Which lines have the string "Enter"? Copy all of them from the entries below.
Start of Material supplied
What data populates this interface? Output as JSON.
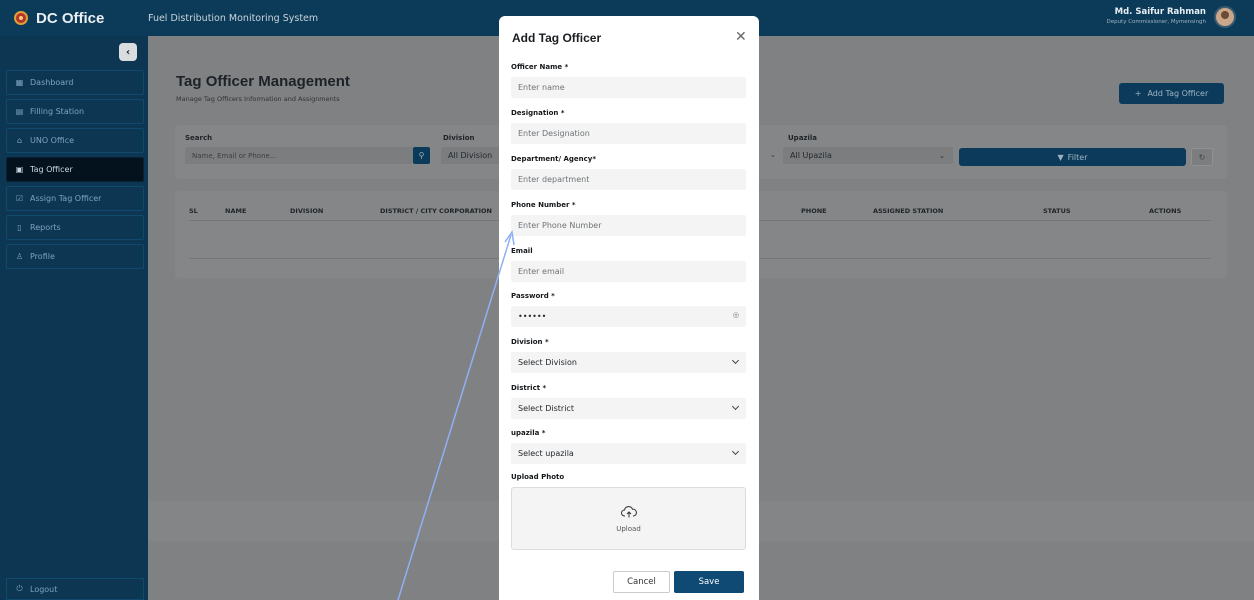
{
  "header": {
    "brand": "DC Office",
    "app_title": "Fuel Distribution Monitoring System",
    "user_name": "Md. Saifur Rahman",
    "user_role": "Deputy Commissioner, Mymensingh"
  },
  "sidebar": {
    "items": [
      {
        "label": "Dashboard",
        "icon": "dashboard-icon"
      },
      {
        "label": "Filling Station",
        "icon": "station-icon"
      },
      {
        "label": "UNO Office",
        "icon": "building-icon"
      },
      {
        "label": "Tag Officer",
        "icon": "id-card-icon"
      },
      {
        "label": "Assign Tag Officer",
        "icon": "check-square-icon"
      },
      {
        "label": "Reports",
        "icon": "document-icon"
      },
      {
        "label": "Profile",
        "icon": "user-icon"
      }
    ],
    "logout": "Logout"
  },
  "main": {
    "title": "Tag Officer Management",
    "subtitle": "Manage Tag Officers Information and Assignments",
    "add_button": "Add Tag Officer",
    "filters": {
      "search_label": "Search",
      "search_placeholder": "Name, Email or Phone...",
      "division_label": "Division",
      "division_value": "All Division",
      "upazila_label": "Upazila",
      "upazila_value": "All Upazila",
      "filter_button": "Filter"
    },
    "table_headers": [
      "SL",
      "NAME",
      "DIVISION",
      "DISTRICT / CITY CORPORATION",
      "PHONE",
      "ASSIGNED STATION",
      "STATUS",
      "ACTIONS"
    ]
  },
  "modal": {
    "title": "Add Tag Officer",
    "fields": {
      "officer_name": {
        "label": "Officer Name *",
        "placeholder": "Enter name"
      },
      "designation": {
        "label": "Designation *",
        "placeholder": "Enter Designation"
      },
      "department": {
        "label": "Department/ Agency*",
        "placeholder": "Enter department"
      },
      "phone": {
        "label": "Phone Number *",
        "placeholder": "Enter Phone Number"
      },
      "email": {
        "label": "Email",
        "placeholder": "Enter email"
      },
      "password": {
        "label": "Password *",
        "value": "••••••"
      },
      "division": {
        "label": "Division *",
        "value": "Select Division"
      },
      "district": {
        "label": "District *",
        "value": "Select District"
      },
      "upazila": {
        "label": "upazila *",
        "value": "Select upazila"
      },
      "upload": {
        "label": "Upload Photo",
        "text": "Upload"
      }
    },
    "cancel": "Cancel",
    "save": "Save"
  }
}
End of Material supplied
Start of Material supplied
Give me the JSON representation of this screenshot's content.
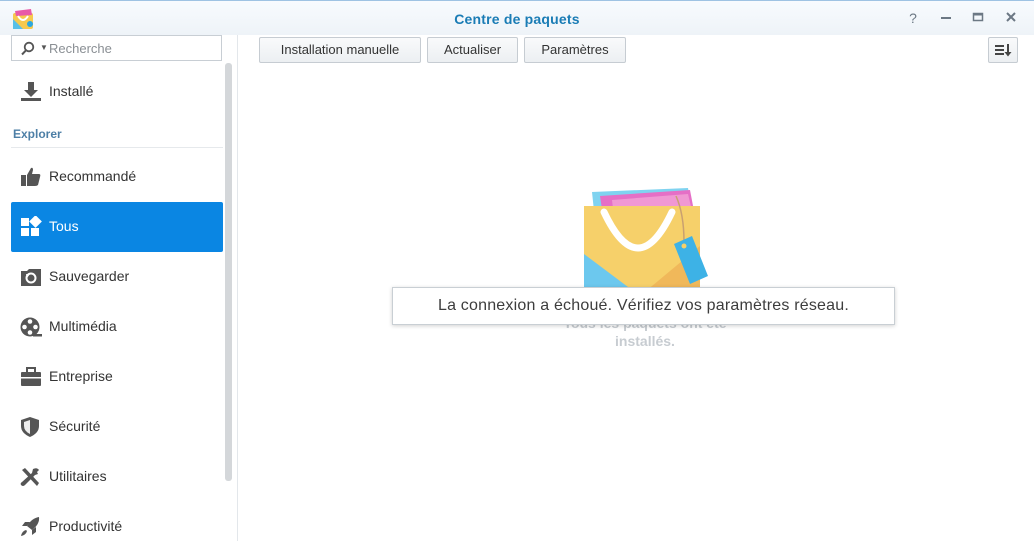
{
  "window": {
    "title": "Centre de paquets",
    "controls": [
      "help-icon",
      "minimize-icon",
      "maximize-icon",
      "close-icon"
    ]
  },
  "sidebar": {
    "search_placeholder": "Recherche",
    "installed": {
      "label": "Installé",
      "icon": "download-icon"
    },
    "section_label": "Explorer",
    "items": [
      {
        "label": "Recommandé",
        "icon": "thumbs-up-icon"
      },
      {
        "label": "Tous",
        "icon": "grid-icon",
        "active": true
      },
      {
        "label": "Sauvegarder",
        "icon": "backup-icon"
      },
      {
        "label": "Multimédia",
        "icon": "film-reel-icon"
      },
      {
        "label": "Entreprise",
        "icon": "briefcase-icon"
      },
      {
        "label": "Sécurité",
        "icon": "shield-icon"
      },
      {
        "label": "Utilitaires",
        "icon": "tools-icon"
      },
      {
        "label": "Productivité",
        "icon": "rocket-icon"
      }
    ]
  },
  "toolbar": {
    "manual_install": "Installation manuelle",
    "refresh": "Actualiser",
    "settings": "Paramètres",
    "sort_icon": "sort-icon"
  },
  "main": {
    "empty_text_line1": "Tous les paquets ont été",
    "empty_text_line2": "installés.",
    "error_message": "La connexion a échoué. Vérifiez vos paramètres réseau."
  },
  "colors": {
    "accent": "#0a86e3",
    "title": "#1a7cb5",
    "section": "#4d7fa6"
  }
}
End of Material supplied
* _Result of the exercise_
        "placeholder": "Enter name"
        "placeholder": "Enter Designation"
        "placeholder": "Enter department"
        "placeholder": "Enter Phone Number"
        "placeholder": "Enter email"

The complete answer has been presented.